## Given task
Please find all lines in the data that hold the string "panel" and copy them.

──────── Data records ────────

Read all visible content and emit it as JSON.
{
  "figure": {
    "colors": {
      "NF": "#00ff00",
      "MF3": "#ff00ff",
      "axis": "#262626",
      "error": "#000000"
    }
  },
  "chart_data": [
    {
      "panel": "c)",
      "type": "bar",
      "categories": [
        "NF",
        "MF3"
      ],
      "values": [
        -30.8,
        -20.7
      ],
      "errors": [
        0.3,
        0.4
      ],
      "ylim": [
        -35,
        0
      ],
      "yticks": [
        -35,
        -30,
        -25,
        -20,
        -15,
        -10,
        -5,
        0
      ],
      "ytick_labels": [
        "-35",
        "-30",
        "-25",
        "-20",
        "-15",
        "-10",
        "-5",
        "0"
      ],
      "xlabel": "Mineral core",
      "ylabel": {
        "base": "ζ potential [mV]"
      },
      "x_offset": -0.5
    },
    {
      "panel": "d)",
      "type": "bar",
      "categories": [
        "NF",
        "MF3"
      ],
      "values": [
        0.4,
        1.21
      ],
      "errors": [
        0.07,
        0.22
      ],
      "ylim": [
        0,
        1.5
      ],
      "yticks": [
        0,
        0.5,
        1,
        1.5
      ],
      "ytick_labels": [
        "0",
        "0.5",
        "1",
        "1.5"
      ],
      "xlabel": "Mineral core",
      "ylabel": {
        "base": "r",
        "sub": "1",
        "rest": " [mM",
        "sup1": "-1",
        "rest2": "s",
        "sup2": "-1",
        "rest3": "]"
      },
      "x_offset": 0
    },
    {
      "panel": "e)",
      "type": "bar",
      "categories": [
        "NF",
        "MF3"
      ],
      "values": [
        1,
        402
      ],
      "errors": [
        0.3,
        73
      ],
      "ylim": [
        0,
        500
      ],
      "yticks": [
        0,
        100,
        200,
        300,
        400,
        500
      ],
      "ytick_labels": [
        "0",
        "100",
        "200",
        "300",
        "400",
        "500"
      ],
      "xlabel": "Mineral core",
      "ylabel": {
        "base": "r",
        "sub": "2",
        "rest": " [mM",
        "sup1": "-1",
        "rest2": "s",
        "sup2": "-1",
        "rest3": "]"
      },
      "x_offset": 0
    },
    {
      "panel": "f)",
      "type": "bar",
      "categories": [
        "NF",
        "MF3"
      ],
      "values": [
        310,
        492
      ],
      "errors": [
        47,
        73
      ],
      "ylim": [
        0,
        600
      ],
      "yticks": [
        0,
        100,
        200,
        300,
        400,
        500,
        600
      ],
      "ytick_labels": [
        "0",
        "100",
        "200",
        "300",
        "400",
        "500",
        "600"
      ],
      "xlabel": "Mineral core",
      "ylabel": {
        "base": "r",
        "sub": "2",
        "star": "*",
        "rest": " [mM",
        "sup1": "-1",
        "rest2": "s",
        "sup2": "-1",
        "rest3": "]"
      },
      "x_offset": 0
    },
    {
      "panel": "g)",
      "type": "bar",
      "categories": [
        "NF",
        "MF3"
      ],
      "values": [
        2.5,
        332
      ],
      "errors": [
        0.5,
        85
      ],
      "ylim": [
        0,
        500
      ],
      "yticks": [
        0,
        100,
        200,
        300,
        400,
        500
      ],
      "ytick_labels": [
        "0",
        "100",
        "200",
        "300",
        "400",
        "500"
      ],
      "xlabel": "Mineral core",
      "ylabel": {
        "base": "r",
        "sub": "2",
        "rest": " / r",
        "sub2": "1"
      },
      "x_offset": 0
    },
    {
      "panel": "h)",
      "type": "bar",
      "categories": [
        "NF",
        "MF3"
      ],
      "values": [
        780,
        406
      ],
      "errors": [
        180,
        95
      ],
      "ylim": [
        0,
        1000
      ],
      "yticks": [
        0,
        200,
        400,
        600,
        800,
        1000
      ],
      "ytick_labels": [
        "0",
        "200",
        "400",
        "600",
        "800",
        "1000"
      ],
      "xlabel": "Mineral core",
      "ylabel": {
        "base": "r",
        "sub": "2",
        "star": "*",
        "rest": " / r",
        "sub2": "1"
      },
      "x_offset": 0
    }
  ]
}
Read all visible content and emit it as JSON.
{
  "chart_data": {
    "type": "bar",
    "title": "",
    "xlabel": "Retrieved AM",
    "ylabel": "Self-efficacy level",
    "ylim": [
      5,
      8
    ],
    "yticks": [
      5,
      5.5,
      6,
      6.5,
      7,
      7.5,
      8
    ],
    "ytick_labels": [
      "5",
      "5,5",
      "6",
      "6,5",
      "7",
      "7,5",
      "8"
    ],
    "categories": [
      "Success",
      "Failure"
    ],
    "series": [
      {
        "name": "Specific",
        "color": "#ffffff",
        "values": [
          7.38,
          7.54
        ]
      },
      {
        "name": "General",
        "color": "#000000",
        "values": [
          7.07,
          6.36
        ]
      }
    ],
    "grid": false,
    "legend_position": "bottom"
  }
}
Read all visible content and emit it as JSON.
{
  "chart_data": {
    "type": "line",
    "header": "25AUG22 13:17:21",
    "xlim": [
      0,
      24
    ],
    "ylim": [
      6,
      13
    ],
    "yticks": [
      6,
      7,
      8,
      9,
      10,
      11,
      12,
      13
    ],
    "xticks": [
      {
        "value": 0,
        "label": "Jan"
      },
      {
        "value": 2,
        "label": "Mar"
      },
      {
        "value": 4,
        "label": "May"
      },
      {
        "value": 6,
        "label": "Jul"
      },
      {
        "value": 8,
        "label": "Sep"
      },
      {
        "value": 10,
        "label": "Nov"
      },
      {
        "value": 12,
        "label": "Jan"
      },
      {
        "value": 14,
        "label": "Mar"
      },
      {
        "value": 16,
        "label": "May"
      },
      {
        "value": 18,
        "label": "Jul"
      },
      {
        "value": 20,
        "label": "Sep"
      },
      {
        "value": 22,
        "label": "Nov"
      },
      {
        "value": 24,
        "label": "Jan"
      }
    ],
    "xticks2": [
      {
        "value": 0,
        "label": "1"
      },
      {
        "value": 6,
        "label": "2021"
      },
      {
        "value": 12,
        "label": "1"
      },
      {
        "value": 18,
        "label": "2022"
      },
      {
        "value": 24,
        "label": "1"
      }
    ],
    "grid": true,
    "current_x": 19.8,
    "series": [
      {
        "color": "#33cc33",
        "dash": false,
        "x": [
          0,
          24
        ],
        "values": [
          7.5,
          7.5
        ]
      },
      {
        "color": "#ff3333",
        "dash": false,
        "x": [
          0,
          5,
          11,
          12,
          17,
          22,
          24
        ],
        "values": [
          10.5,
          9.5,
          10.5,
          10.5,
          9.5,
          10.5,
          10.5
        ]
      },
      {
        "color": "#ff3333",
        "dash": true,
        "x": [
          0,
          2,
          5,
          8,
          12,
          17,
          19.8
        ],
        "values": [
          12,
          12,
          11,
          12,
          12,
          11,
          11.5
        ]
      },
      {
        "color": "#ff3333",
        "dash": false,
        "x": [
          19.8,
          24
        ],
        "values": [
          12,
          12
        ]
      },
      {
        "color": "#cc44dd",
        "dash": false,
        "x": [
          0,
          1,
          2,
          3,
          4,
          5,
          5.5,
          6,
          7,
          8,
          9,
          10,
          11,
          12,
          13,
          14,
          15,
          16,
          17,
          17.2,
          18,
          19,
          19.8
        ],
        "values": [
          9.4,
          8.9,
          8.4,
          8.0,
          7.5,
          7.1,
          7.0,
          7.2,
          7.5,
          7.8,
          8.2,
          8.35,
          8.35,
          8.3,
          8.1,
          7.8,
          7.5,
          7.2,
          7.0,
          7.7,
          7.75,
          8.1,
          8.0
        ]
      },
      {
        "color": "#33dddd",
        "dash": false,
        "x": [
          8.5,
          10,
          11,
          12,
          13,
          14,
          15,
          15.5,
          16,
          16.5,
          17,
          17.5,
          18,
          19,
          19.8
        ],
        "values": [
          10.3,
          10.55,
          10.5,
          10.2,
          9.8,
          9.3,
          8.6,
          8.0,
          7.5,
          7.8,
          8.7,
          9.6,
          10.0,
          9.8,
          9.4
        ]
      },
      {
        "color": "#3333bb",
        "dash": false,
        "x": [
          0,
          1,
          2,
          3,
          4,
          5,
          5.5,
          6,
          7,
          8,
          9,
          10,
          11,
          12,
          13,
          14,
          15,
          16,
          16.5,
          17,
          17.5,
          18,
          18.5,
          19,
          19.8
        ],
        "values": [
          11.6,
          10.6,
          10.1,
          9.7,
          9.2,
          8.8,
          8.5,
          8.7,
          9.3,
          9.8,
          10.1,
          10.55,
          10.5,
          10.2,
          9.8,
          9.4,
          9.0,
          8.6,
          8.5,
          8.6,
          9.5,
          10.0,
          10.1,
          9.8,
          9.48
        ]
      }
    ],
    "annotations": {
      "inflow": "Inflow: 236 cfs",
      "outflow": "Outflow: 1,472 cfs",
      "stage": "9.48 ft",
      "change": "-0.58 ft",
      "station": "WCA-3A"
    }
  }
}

────────

## Full output
      "panel": "c)",
      "panel": "d)",
      "panel": "e)",
      "panel": "f)",
      "panel": "g)",
      "panel": "h)",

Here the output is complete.